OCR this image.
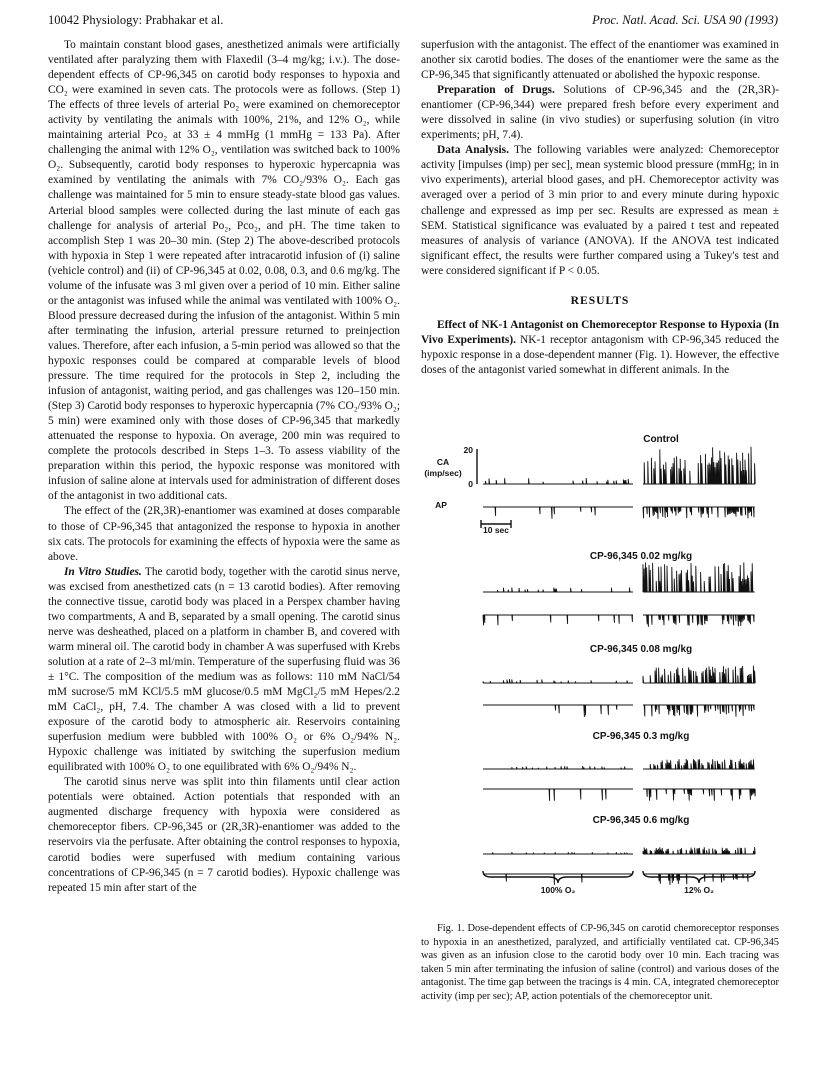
10042 Physiology: Prabhakar et al.	Proc. Natl. Acad. Sci. USA 90 (1993)

To maintain constant blood gases, anesthetized animals were artificially ventilated after paralyzing them with Flaxedil (3–4 mg/kg; i.v.). The dose-dependent effects of CP-96,345 on carotid body responses to hypoxia and CO₂ were examined in seven cats. The protocols were as follows. (Step 1) The effects of three levels of arterial Po₂ were examined on chemoreceptor activity by ventilating the animals with 100%, 21%, and 12% O₂, while maintaining arterial Pco₂ at 33 ± 4 mmHg (1 mmHg = 133 Pa). After challenging the animal with 12% O₂, ventilation was switched back to 100% O₂. Subsequently, carotid body responses to hyperoxic hypercapnia was examined by ventilating the animals with 7% CO₂/93% O₂. Each gas challenge was maintained for 5 min to ensure steady-state blood gas values. Arterial blood samples were collected during the last minute of each gas challenge for analysis of arterial Po₂, Pco₂, and pH. The time taken to accomplish Step 1 was 20–30 min. (Step 2) The above-described protocols with hypoxia in Step 1 were repeated after intracarotid infusion of (i) saline (vehicle control) and (ii) of CP-96,345 at 0.02, 0.08, 0.3, and 0.6 mg/kg. The volume of the infusate was 3 ml given over a period of 10 min. Either saline or the antagonist was infused while the animal was ventilated with 100% O₂. Blood pressure decreased during the infusion of the antagonist. Within 5 min after terminating the infusion, arterial pressure returned to preinjection values. Therefore, after each infusion, a 5-min period was allowed so that the hypoxic responses could be compared at comparable levels of blood pressure. The time required for the protocols in Step 2, including the infusion of antagonist, waiting period, and gas challenges was 120–150 min. (Step 3) Carotid body responses to hyperoxic hypercapnia (7% CO₂/93% O₂; 5 min) were examined only with those doses of CP-96,345 that markedly attenuated the response to hypoxia. On average, 200 min was required to complete the protocols described in Steps 1–3. To assess viability of the preparation within this period, the hypoxic response was monitored with infusion of saline alone at intervals used for administration of different doses of the antagonist in two additional cats.

The effect of the (2R,3R)-enantiomer was examined at doses comparable to those of CP-96,345 that antagonized the response to hypoxia in another six cats. The protocols for examining the effects of hypoxia were the same as above.

In Vitro Studies. The carotid body, together with the carotid sinus nerve, was excised from anesthetized cats (n = 13 carotid bodies). After removing the connective tissue, carotid body was placed in a Perspex chamber having two compartments, A and B, separated by a small opening. The carotid sinus nerve was desheathed, placed on a platform in chamber B, and covered with warm mineral oil. The carotid body in chamber A was superfused with Krebs solution at a rate of 2–3 ml/min. Temperature of the superfusing fluid was 36 ± 1°C. The composition of the medium was as follows: 110 mM NaCl/54 mM sucrose/5 mM KCl/5.5 mM glucose/0.5 mM MgCl₂/5 mM Hepes/2.2 mM CaCl₂, pH, 7.4. The chamber A was closed with a lid to prevent exposure of the carotid body to atmospheric air. Reservoirs containing superfusion medium were bubbled with 100% O₂ or 6% O₂/94% N₂. Hypoxic challenge was initiated by switching the superfusion medium equilibrated with 100% O₂ to one equilibrated with 6% O₂/94% N₂.

The carotid sinus nerve was split into thin filaments until clear action potentials were obtained. Action potentials that responded with an augmented discharge frequency with hypoxia were considered as chemoreceptor fibers. CP-96,345 or (2R,3R)-enantiomer was added to the reservoirs via the perfusate. After obtaining the control responses to hypoxia, carotid bodies were superfused with medium containing various concentrations of CP-96,345 (n = 7 carotid bodies). Hypoxic challenge was repeated 15 min after start of the

superfusion with the antagonist. The effect of the enantiomer was examined in another six carotid bodies. The doses of the enantiomer were the same as the CP-96,345 that significantly attenuated or abolished the hypoxic response.

Preparation of Drugs. Solutions of CP-96,345 and the (2R,3R)-enantiomer (CP-96,344) were prepared fresh before every experiment and were dissolved in saline (in vivo studies) or superfusing solution (in vitro experiments; pH, 7.4).

Data Analysis. The following variables were analyzed: Chemoreceptor activity [impulses (imp) per sec], mean systemic blood pressure (mmHg; in in vivo experiments), arterial blood gases, and pH. Chemoreceptor activity was averaged over a period of 3 min prior to and every minute during hypoxic challenge and expressed as imp per sec. Results are expressed as mean ± SEM. Statistical significance was evaluated by a paired t test and repeated measures of analysis of variance (ANOVA). If the ANOVA test indicated significant effect, the results were further compared using a Tukey's test and were considered significant if P < 0.05.

RESULTS

Effect of NK-1 Antagonist on Chemoreceptor Response to Hypoxia (In Vivo Experiments). NK-1 receptor antagonism with CP-96,345 reduced the hypoxic response in a dose-dependent manner (Fig. 1). However, the effective doses of the antagonist varied somewhat in different animals. In the

Control
CP-96,345 0.02 mg/kg
CP-96,345 0.08 mg/kg
CP-96,345 0.3 mg/kg
CP-96,345 0.6 mg/kg
CA
(imp/sec)
20
0
AP
10 sec
100% O₂	12% O₂

Fig. 1. Dose-dependent effects of CP-96,345 on carotid chemoreceptor responses to hypoxia in an anesthetized, paralyzed, and artificially ventilated cat. CP-96,345 was given as an infusion close to the carotid body over 10 min. Each tracing was taken 5 min after terminating the infusion of saline (control) and various doses of the antagonist. The time gap between the tracings is 4 min. CA, integrated chemoreceptor activity (imp per sec); AP, action potentials of the chemoreceptor unit.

----

▶ **TASK TO CARRY OUT**
Output the entries above exactly. Drop the pictures.

▶ **THE REPLY**
OCR this image.
10042 Physiology: Prabhakar et al.	Proc. Natl. Acad. Sci. USA 90 (1993)

To maintain constant blood gases, anesthetized animals were artificially ventilated after paralyzing them with Flaxedil (3–4 mg/kg; i.v.). The dose-dependent effects of CP-96,345 on carotid body responses to hypoxia and CO₂ were examined in seven cats. The protocols were as follows. (Step 1) The effects of three levels of arterial Po₂ were examined on chemoreceptor activity by ventilating the animals with 100%, 21%, and 12% O₂, while maintaining arterial Pco₂ at 33 ± 4 mmHg (1 mmHg = 133 Pa). After challenging the animal with 12% O₂, ventilation was switched back to 100% O₂. Subsequently, carotid body responses to hyperoxic hypercapnia was examined by ventilating the animals with 7% CO₂/93% O₂. Each gas challenge was maintained for 5 min to ensure steady-state blood gas values. Arterial blood samples were collected during the last minute of each gas challenge for analysis of arterial Po₂, Pco₂, and pH. The time taken to accomplish Step 1 was 20–30 min. (Step 2) The above-described protocols with hypoxia in Step 1 were repeated after intracarotid infusion of (i) saline (vehicle control) and (ii) of CP-96,345 at 0.02, 0.08, 0.3, and 0.6 mg/kg. The volume of the infusate was 3 ml given over a period of 10 min. Either saline or the antagonist was infused while the animal was ventilated with 100% O₂. Blood pressure decreased during the infusion of the antagonist. Within 5 min after terminating the infusion, arterial pressure returned to preinjection values. Therefore, after each infusion, a 5-min period was allowed so that the hypoxic responses could be compared at comparable levels of blood pressure. The time required for the protocols in Step 2, including the infusion of antagonist, waiting period, and gas challenges was 120–150 min. (Step 3) Carotid body responses to hyperoxic hypercapnia (7% CO₂/93% O₂; 5 min) were examined only with those doses of CP-96,345 that markedly attenuated the response to hypoxia. On average, 200 min was required to complete the protocols described in Steps 1–3. To assess viability of the preparation within this period, the hypoxic response was monitored with infusion of saline alone at intervals used for administration of different doses of the antagonist in two additional cats.

The effect of the (2R,3R)-enantiomer was examined at doses comparable to those of CP-96,345 that antagonized the response to hypoxia in another six cats. The protocols for examining the effects of hypoxia were the same as above.

In Vitro Studies. The carotid body, together with the carotid sinus nerve, was excised from anesthetized cats (n = 13 carotid bodies). After removing the connective tissue, carotid body was placed in a Perspex chamber having two compartments, A and B, separated by a small opening. The carotid sinus nerve was desheathed, placed on a platform in chamber B, and covered with warm mineral oil. The carotid body in chamber A was superfused with Krebs solution at a rate of 2–3 ml/min. Temperature of the superfusing fluid was 36 ± 1°C. The composition of the medium was as follows: 110 mM NaCl/54 mM sucrose/5 mM KCl/5.5 mM glucose/0.5 mM MgCl₂/5 mM Hepes/2.2 mM CaCl₂, pH, 7.4. The chamber A was closed with a lid to prevent exposure of the carotid body to atmospheric air. Reservoirs containing superfusion medium were bubbled with 100% O₂ or 6% O₂/94% N₂. Hypoxic challenge was initiated by switching the superfusion medium equilibrated with 100% O₂ to one equilibrated with 6% O₂/94% N₂.

The carotid sinus nerve was split into thin filaments until clear action potentials were obtained. Action potentials that responded with an augmented discharge frequency with hypoxia were considered as chemoreceptor fibers. CP-96,345 or (2R,3R)-enantiomer was added to the reservoirs via the perfusate. After obtaining the control responses to hypoxia, carotid bodies were superfused with medium containing various concentrations of CP-96,345 (n = 7 carotid bodies). Hypoxic challenge was repeated 15 min after start of the

superfusion with the antagonist. The effect of the enantiomer was examined in another six carotid bodies. The doses of the enantiomer were the same as the CP-96,345 that significantly attenuated or abolished the hypoxic response.

Preparation of Drugs. Solutions of CP-96,345 and the (2R,3R)-enantiomer (CP-96,344) were prepared fresh before every experiment and were dissolved in saline (in vivo studies) or superfusing solution (in vitro experiments; pH, 7.4).

Data Analysis. The following variables were analyzed: Chemoreceptor activity [impulses (imp) per sec], mean systemic blood pressure (mmHg; in in vivo experiments), arterial blood gases, and pH. Chemoreceptor activity was averaged over a period of 3 min prior to and every minute during hypoxic challenge and expressed as imp per sec. Results are expressed as mean ± SEM. Statistical significance was evaluated by a paired t test and repeated measures of analysis of variance (ANOVA). If the ANOVA test indicated significant effect, the results were further compared using a Tukey's test and were considered significant if P < 0.05.

RESULTS

Effect of NK-1 Antagonist on Chemoreceptor Response to Hypoxia (In Vivo Experiments). NK-1 receptor antagonism with CP-96,345 reduced the hypoxic response in a dose-dependent manner (Fig. 1). However, the effective doses of the antagonist varied somewhat in different animals. In the

Control
CP-96,345 0.02 mg/kg
CP-96,345 0.08 mg/kg
CP-96,345 0.3 mg/kg
CP-96,345 0.6 mg/kg
CA
(imp/sec)
20
0
AP
10 sec
100% O₂	12% O₂

Fig. 1. Dose-dependent effects of CP-96,345 on carotid chemoreceptor responses to hypoxia in an anesthetized, paralyzed, and artificially ventilated cat. CP-96,345 was given as an infusion close to the carotid body over 10 min. Each tracing was taken 5 min after terminating the infusion of saline (control) and various doses of the antagonist. The time gap between the tracings is 4 min. CA, integrated chemoreceptor activity (imp per sec); AP, action potentials of the chemoreceptor unit.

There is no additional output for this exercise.